[What is required] Give only the number of lines in the records below that contain the word "efter".
################
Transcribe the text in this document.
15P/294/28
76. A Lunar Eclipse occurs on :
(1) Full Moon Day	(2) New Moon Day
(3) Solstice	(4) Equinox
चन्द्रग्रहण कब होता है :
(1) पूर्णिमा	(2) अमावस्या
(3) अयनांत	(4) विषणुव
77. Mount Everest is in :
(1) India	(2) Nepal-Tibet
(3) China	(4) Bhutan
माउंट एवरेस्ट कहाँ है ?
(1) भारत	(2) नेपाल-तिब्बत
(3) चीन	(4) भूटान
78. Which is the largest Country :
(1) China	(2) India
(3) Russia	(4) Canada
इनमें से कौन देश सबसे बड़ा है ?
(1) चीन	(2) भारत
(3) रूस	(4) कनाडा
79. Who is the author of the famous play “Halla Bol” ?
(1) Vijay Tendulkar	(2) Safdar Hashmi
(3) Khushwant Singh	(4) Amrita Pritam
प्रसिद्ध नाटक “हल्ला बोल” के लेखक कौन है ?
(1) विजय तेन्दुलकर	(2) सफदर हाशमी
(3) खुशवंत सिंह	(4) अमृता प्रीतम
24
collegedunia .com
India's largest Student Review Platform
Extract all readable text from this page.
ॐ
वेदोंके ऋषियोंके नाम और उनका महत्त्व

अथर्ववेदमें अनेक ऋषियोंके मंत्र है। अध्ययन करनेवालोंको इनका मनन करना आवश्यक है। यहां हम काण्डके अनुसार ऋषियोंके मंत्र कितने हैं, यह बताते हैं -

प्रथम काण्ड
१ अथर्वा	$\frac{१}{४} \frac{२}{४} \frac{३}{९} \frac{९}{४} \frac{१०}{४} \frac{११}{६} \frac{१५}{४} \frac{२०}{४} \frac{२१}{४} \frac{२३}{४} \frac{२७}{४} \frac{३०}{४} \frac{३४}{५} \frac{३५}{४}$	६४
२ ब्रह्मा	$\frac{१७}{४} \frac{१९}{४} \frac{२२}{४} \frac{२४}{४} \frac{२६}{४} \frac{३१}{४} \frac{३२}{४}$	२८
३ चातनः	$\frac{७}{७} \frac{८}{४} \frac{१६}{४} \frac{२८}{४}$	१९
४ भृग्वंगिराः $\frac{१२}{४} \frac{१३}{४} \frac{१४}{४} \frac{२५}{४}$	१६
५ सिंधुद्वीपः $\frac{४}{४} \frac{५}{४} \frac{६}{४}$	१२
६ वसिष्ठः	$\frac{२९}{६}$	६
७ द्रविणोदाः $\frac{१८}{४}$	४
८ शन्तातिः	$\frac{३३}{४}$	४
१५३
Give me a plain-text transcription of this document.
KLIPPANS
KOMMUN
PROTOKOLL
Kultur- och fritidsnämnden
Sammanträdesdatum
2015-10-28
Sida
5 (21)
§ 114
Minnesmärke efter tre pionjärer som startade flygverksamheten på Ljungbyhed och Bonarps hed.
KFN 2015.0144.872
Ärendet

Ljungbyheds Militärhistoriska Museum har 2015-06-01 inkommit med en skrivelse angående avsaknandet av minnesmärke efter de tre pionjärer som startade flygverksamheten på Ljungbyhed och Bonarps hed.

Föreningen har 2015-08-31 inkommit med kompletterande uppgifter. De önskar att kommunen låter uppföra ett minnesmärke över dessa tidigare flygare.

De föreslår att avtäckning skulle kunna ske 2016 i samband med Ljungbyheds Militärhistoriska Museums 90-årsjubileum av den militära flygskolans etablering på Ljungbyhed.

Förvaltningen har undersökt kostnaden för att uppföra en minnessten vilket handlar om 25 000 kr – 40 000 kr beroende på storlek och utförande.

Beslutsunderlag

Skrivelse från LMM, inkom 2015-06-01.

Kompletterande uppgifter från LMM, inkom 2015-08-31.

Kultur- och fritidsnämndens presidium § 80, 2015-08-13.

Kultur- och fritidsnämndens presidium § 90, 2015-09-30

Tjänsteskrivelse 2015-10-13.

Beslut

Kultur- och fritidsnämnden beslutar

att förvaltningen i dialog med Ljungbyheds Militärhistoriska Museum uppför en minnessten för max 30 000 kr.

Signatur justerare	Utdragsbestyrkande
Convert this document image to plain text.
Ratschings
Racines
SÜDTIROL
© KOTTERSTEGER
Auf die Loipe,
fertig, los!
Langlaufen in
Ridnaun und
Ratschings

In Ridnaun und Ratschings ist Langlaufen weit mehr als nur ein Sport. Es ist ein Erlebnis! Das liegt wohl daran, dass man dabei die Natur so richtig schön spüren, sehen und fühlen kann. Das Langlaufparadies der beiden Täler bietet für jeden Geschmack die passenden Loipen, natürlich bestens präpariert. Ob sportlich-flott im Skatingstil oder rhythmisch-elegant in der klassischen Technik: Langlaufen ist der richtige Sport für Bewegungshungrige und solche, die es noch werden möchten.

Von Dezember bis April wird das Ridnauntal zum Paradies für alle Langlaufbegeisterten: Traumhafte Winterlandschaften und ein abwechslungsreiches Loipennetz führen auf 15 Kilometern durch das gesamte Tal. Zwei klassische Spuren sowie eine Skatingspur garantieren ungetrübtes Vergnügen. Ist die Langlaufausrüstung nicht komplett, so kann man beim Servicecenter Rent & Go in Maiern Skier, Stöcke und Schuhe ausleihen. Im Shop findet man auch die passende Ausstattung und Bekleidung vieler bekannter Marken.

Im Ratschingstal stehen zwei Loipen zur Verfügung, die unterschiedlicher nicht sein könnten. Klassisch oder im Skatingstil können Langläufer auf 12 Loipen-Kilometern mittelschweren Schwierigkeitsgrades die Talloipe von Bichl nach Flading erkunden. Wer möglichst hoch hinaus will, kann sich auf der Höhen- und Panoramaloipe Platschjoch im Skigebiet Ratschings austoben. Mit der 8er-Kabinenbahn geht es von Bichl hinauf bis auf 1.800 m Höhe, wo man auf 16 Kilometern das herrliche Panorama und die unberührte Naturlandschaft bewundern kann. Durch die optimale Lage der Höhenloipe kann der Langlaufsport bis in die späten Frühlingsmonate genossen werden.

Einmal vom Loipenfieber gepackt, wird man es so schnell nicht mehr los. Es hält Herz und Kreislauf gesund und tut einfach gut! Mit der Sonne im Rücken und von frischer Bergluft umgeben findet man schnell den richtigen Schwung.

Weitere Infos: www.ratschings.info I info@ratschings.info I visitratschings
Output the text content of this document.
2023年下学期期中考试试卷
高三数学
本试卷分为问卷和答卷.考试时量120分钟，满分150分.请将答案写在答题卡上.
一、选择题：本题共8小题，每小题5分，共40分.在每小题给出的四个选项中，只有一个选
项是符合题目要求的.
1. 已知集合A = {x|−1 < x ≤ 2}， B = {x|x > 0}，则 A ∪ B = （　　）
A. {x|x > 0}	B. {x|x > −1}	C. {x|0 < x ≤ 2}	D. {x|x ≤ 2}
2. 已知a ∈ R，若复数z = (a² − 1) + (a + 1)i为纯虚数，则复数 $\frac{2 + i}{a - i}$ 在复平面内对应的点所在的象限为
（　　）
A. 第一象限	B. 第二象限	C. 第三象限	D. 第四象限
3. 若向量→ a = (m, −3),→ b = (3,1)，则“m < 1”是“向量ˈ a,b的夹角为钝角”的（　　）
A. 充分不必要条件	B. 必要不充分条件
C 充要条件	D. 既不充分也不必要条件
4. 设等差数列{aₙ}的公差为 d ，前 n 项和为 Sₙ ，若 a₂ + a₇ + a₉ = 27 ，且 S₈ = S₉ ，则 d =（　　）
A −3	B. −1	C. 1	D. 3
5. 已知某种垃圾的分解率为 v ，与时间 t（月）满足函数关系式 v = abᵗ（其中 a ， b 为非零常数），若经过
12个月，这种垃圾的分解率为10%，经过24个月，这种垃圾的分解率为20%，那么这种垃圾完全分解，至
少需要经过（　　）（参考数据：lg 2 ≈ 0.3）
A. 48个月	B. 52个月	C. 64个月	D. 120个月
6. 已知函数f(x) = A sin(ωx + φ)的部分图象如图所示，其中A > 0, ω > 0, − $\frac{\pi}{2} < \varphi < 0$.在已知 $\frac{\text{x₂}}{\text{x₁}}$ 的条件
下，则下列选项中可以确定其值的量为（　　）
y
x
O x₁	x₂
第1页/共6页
################
[Solution to this problem] 2